**SEZIONE DI TESTO**
_ _ _

Ancora una volta ci ritroviamo a parlare di business plan e ancora una volta mi tocca affrontare l’argomento con le necessarie e doverose puntualizzazioni, e con notevole disappunto per quanto mi capita di leggere o semplicemente ascoltare.
IL BUSINESS PLAN E’ SOLO UNO
Non esiste un concetto declinabile o elastico di business plan. Non esistono documenti o elaborati che possano definirsi tali se non ne hanno i contenuti idonei.
La finalità del Business Plan, deve essere quella di formalizzare lo sviluppo di un progetto d’impresa e valutarne la fattibilità ed opportunità in termini economico–finanziari. Sebbene la struttura del Business Plan non sia codificata e rigida nella definizione puntuale, esso, per definirsi tale, e quindi un piano d’impresa deve sempre prevedere una parte qualitativa, (assunti) ed una parte quantitativa (previsioni sulla base degli assunti). In quest’ultima, vanno elaborati i bilanci previsionali riferiti agli esercizi oggetto di programmazione ed integrati da piani finanziari e prospetti di cash flow analitici (meglio se mensili). Quindi, nel piano figureranno obbligatoriamente: – tanti conti economici di previsione quanti sono i periodi di proiezione del piano; – tanti stati patrimoniali di previsione quanti sono i periodi di proiezione del piano; – tanti prospetti dei flussi finanziari di previsione quanti sono i periodi di proiezione del piano; – una descrizione analitica degli scenari sottostanti il piano ed un’analisi degli scenari alternativi; – il calcolo del rendimento complessivo del piano espresso in termini di Tasso Interno di Rendimento (TIR) e del relativo rischio di esposizione economica e finanziaria.

_ _ _

**DATI MOSTRATI**
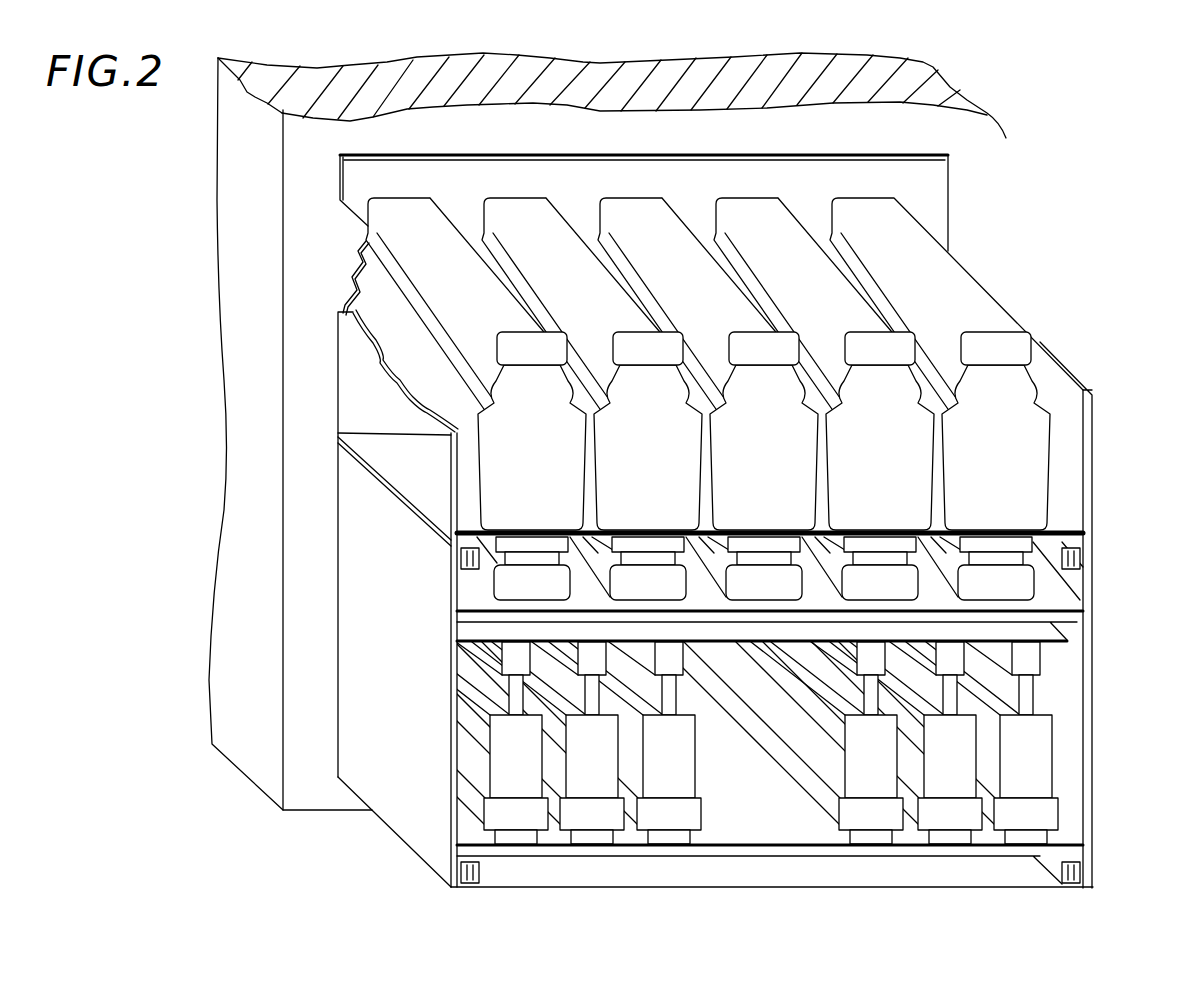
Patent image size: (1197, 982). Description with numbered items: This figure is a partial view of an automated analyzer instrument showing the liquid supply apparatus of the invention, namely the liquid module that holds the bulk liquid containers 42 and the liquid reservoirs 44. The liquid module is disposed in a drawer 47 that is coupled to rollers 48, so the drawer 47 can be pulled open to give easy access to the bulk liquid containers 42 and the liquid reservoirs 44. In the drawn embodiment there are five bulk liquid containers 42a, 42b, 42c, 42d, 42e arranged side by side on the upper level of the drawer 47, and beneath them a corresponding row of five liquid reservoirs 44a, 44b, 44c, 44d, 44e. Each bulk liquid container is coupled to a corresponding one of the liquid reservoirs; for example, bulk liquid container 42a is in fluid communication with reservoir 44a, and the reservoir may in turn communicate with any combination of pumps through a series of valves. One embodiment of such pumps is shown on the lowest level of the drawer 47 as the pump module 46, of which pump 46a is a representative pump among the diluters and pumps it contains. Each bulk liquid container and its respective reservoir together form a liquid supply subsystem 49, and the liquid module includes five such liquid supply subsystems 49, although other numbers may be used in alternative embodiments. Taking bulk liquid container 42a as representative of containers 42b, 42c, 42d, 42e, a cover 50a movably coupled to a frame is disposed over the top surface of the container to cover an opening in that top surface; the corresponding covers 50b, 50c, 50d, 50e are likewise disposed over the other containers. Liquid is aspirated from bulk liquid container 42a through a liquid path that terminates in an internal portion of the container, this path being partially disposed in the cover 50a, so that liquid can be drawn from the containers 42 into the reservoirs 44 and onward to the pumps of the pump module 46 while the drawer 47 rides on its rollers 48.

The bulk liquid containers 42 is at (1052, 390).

_ _ _

**CONSEGNA A**
Secondo il testo sul business plan, in quali termini va espresso il calcolo del rendimento complessivo del piano?
**CONSEGNA B**
Continua il testo sul business plan a partire dall'ultima frase riportata.
I dati non servono per svolgere gli esercizi.

**RISPOSTA A**
In termini di Tasso Interno di Rendimento (TIR).

**RISPOSTA B**
In merito alla parte qualitativa va precisato che oltre a dover definire il modello di business, vanno definiti aspetti quali: la descrizione dei prodotti o dei servizi, (soprattutto in termini di contenuti differenzianti); la descrizione dei processi; la descrizione organizzativa; l’analisi del mercato e l’analisi competitiva; le strategie; i piani operativi.
E’ evidente che senza una parte qualitativa non può esistere e non può sussistere una parte quantitativa, ovvero il business plan non è solo quello relativo alle proiezioni numeriche ma è nell’insieme il piano d’impresa. Le assunzioni qualitative servono proprio a definire le proiezioni numeriche, in un fil-rouge di coerenza costante e circolare.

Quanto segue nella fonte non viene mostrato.